* [WRITTEN REQUEST]:
Copy whichever lines contain the string "color".

* [MATERIAL SUPPLIED]:
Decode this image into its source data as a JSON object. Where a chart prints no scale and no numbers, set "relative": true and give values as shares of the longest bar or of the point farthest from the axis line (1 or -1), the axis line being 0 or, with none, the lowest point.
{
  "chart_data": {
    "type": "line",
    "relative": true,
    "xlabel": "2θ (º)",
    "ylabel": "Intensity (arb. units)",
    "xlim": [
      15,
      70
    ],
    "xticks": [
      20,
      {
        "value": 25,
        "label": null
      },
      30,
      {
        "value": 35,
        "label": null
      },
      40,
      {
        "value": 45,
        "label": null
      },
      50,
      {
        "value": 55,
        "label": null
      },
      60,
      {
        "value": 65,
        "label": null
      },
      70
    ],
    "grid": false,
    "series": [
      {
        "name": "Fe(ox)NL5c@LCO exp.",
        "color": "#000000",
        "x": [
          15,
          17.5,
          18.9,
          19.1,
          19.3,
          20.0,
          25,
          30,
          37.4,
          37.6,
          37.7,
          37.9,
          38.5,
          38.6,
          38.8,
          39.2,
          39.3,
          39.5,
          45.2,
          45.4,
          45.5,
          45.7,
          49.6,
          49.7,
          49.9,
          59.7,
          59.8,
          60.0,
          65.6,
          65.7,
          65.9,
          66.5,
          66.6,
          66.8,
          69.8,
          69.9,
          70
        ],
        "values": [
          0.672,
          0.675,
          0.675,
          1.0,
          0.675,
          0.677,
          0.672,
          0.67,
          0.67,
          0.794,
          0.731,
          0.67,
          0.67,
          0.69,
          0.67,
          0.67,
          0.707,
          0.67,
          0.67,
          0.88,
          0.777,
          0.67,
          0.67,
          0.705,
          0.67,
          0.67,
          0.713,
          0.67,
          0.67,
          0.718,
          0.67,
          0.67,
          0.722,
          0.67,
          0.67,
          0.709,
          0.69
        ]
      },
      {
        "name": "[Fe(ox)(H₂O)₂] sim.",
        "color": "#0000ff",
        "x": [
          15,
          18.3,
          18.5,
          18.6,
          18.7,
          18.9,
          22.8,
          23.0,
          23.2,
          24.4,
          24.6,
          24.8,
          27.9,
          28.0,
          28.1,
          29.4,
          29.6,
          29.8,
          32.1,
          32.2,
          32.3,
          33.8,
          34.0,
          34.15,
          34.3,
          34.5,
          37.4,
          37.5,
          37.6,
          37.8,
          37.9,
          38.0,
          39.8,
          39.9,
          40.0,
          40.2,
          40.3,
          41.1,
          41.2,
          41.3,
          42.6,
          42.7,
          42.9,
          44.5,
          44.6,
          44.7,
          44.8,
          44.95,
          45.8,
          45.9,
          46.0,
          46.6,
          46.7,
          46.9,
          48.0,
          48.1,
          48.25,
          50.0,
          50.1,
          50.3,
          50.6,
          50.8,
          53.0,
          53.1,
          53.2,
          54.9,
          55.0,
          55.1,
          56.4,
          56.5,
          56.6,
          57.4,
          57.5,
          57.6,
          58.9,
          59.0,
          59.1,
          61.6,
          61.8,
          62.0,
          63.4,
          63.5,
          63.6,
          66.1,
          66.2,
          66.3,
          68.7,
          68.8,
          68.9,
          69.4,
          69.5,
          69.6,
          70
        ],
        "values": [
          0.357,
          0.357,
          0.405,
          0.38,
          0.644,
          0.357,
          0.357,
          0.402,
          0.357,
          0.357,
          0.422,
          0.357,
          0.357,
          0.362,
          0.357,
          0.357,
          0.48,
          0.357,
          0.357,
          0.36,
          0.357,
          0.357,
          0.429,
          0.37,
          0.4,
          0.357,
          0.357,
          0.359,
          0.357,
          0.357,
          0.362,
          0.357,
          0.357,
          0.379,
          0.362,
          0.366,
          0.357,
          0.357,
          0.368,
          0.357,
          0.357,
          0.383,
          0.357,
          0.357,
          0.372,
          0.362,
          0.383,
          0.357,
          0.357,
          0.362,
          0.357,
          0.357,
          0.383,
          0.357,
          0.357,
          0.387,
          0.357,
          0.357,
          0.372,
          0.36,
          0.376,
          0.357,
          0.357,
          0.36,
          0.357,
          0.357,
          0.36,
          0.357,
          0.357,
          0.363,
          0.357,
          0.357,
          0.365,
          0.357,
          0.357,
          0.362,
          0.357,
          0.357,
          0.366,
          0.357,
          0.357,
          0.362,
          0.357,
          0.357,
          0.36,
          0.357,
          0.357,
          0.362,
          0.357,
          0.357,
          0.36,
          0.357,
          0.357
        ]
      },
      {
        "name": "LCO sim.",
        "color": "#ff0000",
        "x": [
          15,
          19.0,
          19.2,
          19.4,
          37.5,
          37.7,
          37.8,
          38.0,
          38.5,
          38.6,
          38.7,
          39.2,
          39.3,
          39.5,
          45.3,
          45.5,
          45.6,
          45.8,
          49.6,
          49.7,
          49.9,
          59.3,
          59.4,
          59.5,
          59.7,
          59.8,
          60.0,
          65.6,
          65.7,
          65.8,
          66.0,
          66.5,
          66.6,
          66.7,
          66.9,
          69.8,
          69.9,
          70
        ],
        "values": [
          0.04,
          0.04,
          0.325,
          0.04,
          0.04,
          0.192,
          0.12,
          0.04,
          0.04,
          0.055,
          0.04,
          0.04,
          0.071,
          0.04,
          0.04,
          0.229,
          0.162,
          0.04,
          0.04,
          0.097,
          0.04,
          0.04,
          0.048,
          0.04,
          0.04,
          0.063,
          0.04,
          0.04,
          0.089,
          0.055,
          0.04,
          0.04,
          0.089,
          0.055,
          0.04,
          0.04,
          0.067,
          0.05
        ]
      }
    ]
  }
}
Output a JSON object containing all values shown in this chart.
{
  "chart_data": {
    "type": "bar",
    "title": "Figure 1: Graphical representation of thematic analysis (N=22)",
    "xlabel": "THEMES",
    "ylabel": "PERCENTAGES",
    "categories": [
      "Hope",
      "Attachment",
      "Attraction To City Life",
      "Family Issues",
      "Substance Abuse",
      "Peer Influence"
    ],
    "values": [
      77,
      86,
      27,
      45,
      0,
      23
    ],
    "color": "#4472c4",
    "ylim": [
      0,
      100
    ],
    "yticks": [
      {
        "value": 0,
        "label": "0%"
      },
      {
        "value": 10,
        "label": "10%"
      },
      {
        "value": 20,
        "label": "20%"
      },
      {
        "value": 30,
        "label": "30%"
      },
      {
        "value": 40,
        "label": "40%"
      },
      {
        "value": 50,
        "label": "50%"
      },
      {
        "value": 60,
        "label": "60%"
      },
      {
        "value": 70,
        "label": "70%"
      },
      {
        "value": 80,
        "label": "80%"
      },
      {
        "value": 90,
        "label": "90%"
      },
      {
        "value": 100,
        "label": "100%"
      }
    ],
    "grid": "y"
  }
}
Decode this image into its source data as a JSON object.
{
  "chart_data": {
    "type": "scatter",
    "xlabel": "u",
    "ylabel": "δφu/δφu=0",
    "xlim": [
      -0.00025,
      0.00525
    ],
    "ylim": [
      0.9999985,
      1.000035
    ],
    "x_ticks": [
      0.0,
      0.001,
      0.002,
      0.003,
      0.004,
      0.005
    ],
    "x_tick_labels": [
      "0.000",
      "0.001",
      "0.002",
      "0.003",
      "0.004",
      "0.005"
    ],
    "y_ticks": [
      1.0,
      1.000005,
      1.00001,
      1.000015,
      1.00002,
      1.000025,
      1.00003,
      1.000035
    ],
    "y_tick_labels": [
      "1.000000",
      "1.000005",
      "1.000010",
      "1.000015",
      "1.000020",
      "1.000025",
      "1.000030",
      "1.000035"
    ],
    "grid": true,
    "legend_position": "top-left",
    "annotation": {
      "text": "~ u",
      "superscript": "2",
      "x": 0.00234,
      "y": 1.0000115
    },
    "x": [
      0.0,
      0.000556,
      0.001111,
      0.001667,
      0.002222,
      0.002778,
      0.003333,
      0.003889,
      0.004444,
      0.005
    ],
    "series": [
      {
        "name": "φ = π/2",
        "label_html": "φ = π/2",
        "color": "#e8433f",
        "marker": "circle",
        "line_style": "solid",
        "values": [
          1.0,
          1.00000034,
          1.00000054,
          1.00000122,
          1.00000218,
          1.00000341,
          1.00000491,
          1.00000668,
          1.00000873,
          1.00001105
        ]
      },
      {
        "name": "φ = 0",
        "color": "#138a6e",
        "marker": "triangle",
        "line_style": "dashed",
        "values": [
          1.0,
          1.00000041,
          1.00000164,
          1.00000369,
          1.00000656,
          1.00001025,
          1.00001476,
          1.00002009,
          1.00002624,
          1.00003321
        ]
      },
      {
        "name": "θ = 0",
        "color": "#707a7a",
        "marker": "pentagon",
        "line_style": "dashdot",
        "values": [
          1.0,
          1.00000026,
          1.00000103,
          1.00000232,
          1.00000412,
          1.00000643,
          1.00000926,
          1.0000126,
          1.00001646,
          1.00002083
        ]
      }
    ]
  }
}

* [COMPLETE ANSWER]:
        "color": "#000000",
        "color": "#0000ff",
        "color": "#ff0000",
    "color": "#4472c4",
        "color": "#e8433f",
        "color": "#138a6e",
        "color": "#707a7a",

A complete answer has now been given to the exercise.